Collected data entries
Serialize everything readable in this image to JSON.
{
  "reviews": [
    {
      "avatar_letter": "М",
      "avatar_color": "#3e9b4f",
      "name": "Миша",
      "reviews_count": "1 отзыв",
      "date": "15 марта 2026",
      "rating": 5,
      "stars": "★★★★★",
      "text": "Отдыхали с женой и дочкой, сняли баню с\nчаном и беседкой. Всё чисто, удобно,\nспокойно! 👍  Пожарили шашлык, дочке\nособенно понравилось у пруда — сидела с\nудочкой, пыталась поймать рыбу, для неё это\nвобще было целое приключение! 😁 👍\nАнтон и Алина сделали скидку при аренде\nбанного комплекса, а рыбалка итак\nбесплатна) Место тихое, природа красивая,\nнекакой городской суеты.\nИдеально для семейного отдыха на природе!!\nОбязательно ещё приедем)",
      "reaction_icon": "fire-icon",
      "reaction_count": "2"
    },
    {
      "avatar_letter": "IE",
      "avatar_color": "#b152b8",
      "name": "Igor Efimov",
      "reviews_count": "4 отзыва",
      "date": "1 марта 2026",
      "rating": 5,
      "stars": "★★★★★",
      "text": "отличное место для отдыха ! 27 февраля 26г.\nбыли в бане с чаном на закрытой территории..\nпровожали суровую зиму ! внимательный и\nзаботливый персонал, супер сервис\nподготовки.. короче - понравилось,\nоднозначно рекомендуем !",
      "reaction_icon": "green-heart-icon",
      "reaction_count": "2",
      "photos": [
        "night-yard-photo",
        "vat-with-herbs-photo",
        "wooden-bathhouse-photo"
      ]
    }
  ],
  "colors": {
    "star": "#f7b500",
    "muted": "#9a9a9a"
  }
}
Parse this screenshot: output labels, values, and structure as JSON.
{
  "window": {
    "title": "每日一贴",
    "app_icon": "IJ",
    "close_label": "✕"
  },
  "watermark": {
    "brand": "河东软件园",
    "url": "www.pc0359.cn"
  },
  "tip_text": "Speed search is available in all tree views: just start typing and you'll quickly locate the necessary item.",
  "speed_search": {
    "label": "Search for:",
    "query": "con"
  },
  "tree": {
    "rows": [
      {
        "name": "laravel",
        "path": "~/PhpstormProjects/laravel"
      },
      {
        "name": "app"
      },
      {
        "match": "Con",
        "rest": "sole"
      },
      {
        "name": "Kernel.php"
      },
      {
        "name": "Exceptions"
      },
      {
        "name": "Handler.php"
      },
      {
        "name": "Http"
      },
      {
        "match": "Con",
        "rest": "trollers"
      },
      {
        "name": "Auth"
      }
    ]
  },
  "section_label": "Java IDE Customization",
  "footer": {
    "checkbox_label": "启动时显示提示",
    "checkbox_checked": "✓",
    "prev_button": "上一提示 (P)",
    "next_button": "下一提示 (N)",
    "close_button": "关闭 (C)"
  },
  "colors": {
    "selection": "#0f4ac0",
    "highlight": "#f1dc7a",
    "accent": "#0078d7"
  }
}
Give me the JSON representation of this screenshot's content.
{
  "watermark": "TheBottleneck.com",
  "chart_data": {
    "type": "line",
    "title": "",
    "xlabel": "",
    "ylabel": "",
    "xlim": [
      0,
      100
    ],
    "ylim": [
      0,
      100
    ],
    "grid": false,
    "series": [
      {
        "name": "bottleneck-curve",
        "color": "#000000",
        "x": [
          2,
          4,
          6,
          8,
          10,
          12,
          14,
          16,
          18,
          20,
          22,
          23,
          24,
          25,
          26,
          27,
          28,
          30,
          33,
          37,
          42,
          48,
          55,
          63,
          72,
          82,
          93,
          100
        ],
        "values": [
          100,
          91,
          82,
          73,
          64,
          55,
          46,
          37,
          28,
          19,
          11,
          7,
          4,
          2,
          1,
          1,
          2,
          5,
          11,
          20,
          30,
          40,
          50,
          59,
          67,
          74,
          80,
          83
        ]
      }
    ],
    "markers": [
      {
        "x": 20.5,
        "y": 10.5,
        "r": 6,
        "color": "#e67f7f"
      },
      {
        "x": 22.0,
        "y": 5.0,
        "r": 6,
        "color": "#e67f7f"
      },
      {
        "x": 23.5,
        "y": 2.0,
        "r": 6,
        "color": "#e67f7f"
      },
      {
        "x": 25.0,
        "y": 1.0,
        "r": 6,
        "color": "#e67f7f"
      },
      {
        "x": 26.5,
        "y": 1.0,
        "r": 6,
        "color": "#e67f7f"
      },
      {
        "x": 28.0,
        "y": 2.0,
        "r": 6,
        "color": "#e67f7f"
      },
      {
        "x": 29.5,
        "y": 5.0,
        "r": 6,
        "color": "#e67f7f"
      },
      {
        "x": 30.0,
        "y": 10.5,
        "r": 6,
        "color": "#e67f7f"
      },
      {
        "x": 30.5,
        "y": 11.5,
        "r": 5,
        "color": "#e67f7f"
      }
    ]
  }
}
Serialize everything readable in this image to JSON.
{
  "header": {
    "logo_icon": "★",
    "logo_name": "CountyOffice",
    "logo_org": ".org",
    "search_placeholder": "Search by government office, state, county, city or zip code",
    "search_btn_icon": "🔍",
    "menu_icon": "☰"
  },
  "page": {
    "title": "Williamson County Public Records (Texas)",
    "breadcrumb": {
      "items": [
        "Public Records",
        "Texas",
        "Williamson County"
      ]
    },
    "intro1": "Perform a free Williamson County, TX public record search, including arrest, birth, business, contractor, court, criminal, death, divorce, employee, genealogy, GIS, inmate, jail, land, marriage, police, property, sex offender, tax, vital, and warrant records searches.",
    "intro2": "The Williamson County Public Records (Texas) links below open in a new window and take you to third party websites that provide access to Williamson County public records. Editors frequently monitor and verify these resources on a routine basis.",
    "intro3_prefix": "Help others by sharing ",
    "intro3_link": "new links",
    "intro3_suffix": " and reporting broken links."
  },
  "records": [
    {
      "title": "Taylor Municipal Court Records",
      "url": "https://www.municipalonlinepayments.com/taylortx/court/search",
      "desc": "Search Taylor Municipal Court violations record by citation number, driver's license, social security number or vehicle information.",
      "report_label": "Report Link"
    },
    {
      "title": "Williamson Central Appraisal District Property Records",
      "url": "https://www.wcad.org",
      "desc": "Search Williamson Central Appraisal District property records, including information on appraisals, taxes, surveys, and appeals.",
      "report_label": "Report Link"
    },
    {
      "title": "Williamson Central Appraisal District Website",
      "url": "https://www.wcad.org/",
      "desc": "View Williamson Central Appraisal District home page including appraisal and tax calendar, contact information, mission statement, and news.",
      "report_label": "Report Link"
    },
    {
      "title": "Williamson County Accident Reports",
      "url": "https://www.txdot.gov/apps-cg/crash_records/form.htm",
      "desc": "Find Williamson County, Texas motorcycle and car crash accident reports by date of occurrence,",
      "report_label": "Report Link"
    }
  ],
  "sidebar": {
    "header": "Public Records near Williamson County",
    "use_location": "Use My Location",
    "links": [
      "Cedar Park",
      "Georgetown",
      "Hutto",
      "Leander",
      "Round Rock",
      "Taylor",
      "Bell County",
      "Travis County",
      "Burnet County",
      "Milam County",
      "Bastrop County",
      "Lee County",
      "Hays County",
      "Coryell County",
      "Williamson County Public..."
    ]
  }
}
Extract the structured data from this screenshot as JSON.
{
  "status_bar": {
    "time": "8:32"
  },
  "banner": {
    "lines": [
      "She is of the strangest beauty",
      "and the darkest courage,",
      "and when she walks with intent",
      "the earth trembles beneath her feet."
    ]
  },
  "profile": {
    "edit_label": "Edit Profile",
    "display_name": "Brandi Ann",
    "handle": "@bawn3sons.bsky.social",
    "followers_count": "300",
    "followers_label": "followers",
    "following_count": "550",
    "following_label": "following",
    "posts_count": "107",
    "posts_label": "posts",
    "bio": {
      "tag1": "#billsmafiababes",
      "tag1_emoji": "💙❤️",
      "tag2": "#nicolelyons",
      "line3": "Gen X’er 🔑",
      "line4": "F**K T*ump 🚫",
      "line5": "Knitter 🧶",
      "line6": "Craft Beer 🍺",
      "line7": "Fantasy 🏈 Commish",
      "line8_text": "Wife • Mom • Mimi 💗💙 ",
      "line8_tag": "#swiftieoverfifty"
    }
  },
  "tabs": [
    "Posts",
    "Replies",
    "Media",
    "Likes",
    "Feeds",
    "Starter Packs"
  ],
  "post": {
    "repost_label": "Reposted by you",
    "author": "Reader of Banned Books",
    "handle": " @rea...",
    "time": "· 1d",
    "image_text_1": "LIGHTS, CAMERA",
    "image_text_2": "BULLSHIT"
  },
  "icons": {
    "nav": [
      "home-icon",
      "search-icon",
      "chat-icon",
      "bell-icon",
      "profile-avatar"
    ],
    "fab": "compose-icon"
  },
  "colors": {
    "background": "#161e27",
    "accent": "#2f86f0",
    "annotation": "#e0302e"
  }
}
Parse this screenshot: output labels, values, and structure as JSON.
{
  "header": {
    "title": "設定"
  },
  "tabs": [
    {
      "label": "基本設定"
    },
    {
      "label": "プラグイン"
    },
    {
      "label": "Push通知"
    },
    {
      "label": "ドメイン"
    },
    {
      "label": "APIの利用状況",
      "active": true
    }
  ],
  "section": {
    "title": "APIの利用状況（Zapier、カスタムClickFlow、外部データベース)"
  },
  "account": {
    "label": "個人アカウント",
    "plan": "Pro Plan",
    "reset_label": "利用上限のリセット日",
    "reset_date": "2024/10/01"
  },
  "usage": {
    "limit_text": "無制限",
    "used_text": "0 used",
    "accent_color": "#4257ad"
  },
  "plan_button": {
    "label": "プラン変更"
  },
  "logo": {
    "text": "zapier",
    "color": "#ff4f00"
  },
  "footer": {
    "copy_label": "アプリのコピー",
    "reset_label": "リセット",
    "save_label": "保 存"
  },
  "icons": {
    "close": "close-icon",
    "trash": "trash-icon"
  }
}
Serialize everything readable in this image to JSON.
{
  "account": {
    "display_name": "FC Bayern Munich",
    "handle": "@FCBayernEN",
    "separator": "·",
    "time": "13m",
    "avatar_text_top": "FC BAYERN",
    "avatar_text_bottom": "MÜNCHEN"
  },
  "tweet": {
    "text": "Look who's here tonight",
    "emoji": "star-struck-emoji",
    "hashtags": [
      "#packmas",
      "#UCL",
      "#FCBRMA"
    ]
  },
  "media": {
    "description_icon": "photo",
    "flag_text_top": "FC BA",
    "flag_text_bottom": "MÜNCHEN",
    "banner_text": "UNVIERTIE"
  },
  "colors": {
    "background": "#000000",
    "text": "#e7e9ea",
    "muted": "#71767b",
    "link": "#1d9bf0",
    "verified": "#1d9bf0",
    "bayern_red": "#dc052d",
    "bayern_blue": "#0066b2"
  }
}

**What is being asked**
Copy each line of the entries that includes the word "screenshot".

**Worked answer**
Parse this screenshot: output labels, values, and structure as JSON.
Give me the JSON representation of this screenshot's content.
Extract the structured data from this screenshot as JSON.
Parse this screenshot: output labels, values, and structure as JSON.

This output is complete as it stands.